◆ INSTRUCTIONS TO FOLLOW ◆
Copy every line in the records below that contains the word "点逆时针旋转".

##########

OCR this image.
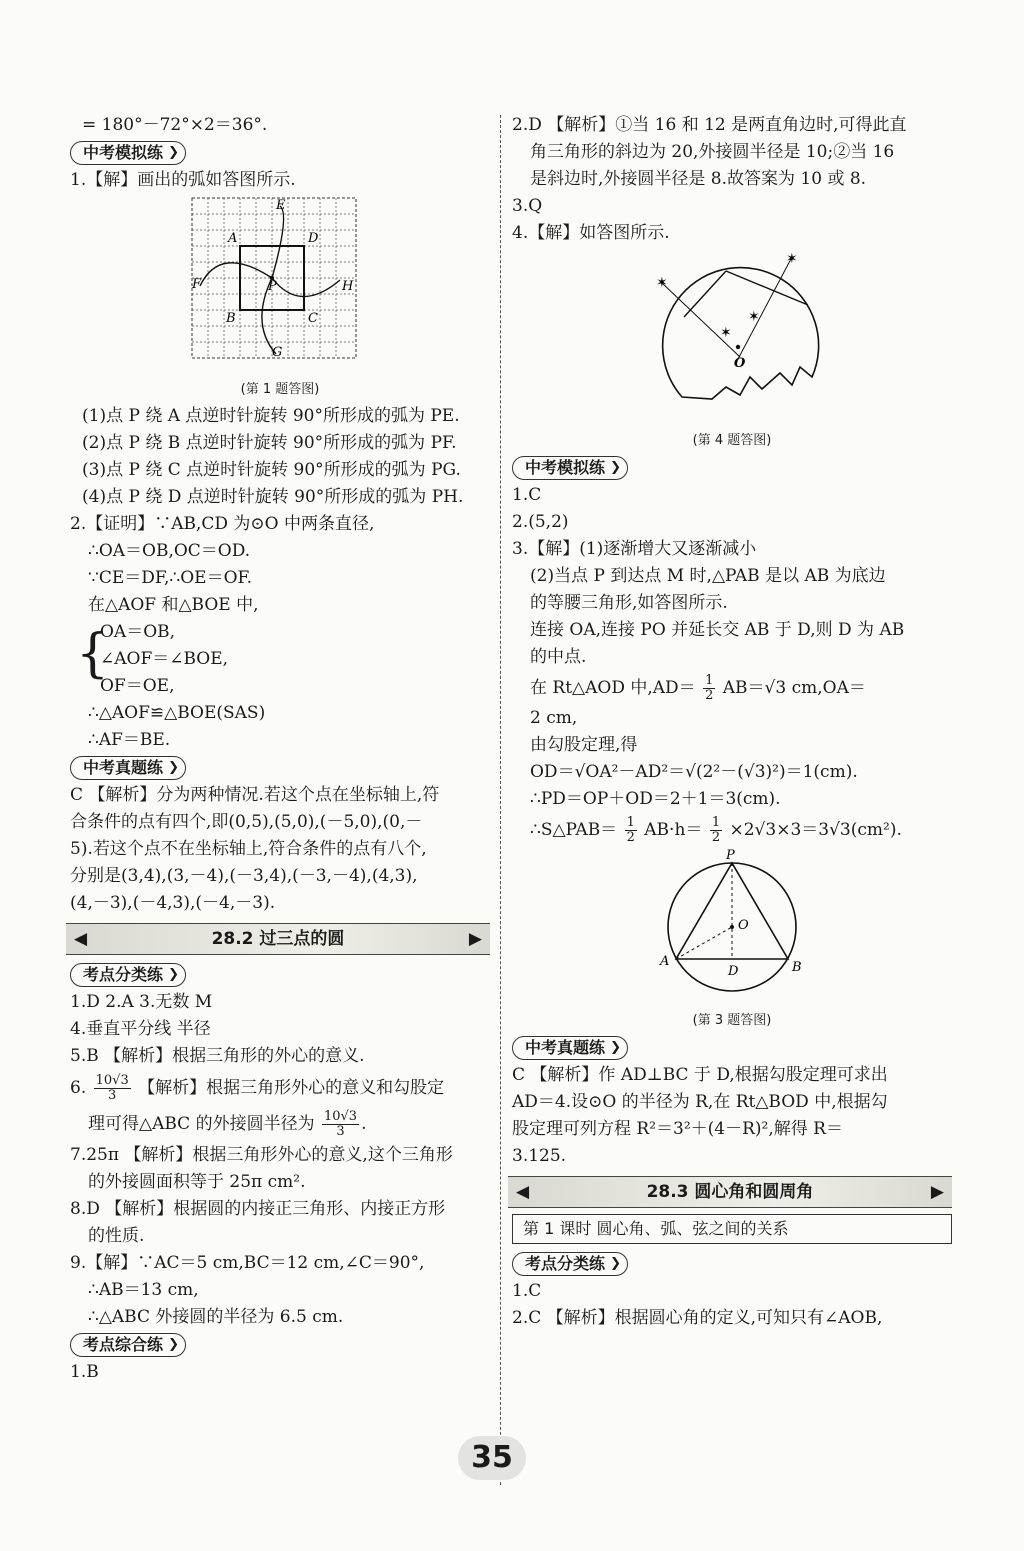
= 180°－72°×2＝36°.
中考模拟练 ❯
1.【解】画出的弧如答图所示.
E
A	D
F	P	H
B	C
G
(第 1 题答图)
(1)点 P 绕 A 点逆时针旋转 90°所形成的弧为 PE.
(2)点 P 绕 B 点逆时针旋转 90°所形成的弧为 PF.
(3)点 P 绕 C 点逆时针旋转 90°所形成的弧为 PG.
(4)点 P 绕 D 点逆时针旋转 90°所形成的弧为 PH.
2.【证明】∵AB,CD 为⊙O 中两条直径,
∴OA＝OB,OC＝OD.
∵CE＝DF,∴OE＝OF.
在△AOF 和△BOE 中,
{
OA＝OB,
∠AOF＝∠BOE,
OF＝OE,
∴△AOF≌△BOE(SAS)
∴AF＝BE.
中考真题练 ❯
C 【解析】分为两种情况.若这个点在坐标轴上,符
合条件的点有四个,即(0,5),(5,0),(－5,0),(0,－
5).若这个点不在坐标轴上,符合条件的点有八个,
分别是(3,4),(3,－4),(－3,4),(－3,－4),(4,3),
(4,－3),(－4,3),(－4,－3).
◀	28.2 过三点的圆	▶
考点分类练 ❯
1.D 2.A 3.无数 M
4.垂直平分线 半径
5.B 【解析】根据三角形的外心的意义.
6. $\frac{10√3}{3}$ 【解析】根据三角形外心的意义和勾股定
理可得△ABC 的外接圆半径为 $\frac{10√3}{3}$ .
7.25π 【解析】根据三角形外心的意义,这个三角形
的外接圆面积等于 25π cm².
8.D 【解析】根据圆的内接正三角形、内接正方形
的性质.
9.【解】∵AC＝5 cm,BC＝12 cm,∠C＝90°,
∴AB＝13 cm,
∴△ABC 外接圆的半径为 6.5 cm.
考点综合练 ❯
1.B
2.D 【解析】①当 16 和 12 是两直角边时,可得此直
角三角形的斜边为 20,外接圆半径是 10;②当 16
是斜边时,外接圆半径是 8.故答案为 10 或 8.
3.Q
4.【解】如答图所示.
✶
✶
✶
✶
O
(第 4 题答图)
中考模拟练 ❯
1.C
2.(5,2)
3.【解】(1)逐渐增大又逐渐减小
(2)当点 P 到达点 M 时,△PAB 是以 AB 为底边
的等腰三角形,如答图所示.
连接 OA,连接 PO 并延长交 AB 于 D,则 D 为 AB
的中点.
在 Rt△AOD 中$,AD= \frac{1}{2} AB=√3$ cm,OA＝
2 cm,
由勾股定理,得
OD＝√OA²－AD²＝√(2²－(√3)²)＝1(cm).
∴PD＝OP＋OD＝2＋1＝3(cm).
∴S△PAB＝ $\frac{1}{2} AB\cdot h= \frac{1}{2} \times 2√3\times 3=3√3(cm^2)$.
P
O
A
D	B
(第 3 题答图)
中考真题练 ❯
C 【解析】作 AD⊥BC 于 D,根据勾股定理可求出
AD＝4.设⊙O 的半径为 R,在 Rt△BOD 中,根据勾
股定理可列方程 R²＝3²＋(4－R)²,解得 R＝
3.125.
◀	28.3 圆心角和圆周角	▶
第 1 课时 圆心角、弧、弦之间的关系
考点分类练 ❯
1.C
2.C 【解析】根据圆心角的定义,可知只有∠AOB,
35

##########

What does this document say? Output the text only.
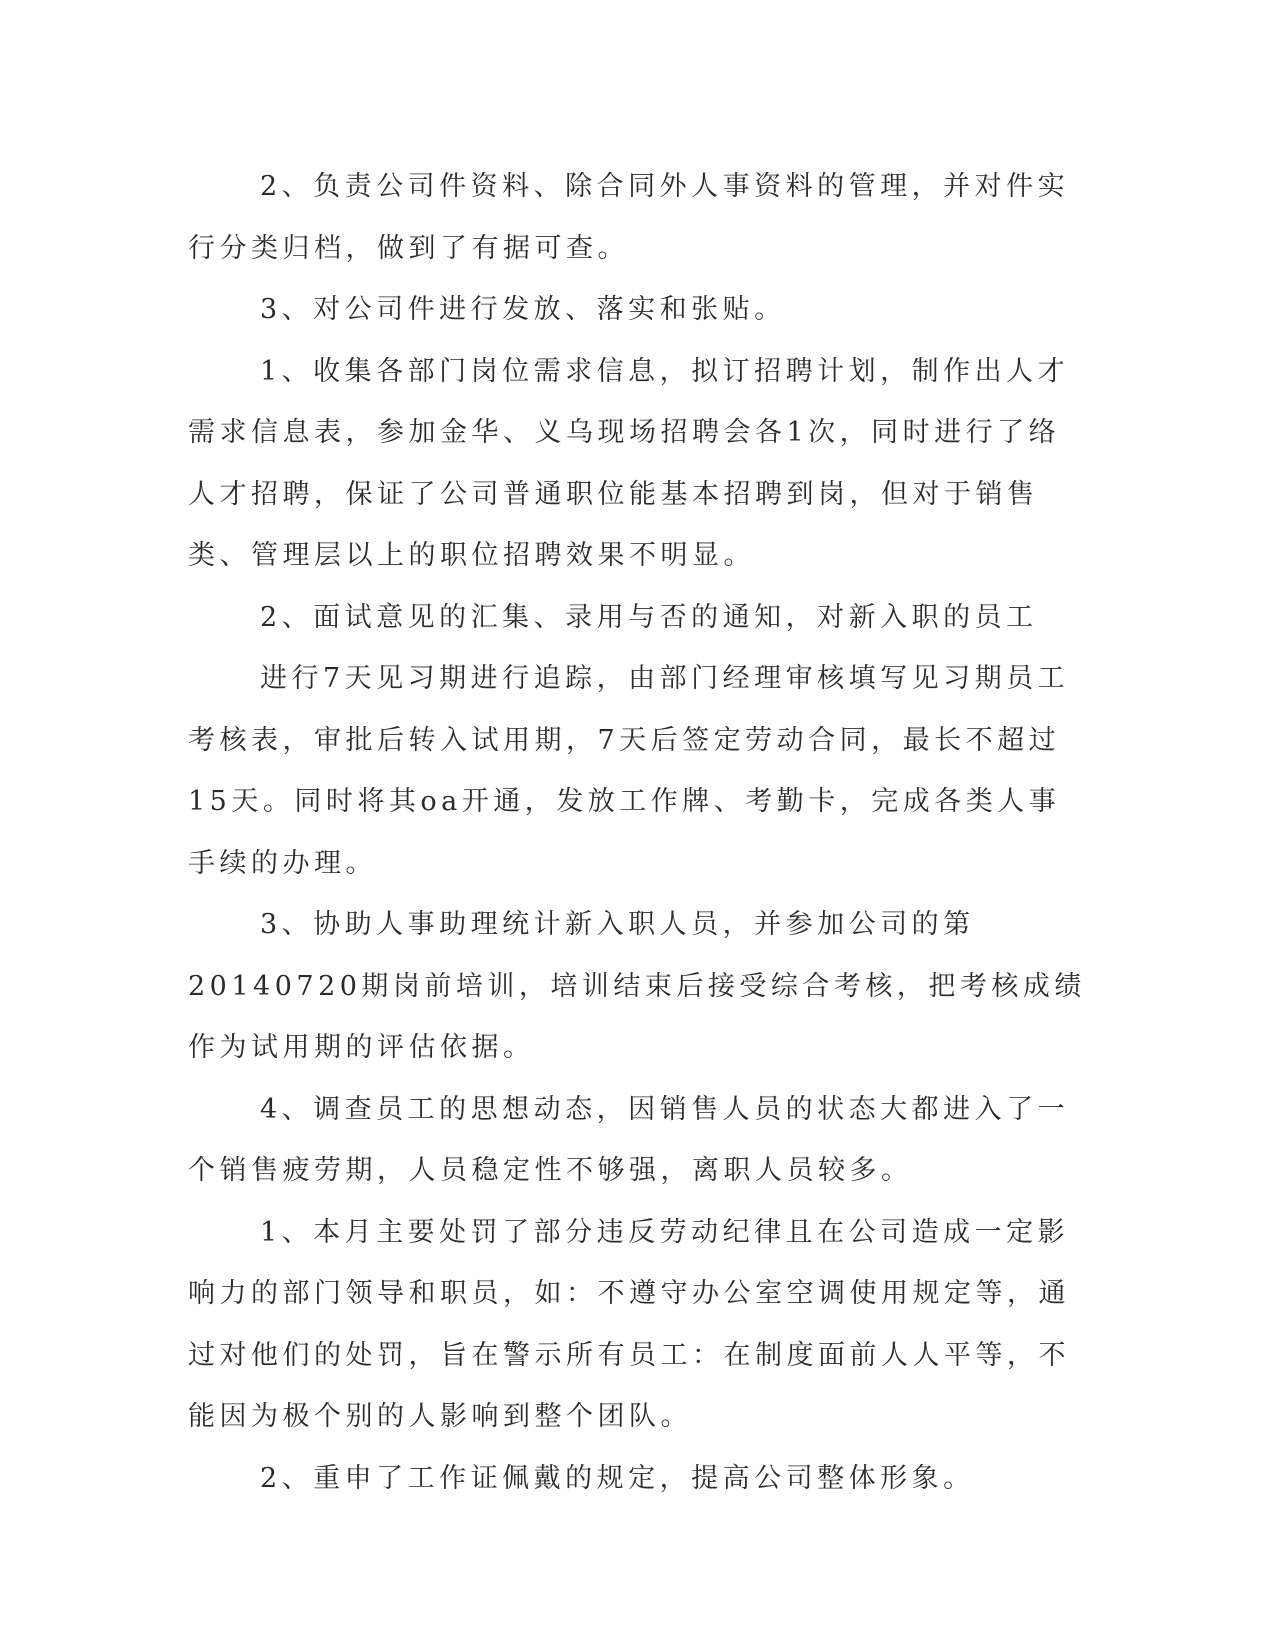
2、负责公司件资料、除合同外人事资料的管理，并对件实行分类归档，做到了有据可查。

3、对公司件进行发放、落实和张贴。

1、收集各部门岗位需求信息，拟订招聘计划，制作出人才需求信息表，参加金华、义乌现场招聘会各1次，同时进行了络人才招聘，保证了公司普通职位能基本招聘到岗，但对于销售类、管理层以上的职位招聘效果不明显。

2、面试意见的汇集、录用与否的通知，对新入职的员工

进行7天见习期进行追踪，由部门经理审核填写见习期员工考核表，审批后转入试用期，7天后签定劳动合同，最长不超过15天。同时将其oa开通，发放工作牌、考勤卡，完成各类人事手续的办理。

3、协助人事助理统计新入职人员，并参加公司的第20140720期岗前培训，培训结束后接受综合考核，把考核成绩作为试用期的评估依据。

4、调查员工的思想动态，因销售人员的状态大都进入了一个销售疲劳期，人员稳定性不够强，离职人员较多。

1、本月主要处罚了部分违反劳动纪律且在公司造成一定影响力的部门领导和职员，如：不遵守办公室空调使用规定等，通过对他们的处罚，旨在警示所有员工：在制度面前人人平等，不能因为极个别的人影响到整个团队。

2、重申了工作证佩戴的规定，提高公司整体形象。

##########

◆ SOLUTION FOR THIS TASK ◆
(1)点 P 绕 A 点逆时针旋转 90°所形成的弧为 PE.
(2)点 P 绕 B 点逆时针旋转 90°所形成的弧为 PF.
(3)点 P 绕 C 点逆时针旋转 90°所形成的弧为 PG.
(4)点 P 绕 D 点逆时针旋转 90°所形成的弧为 PH.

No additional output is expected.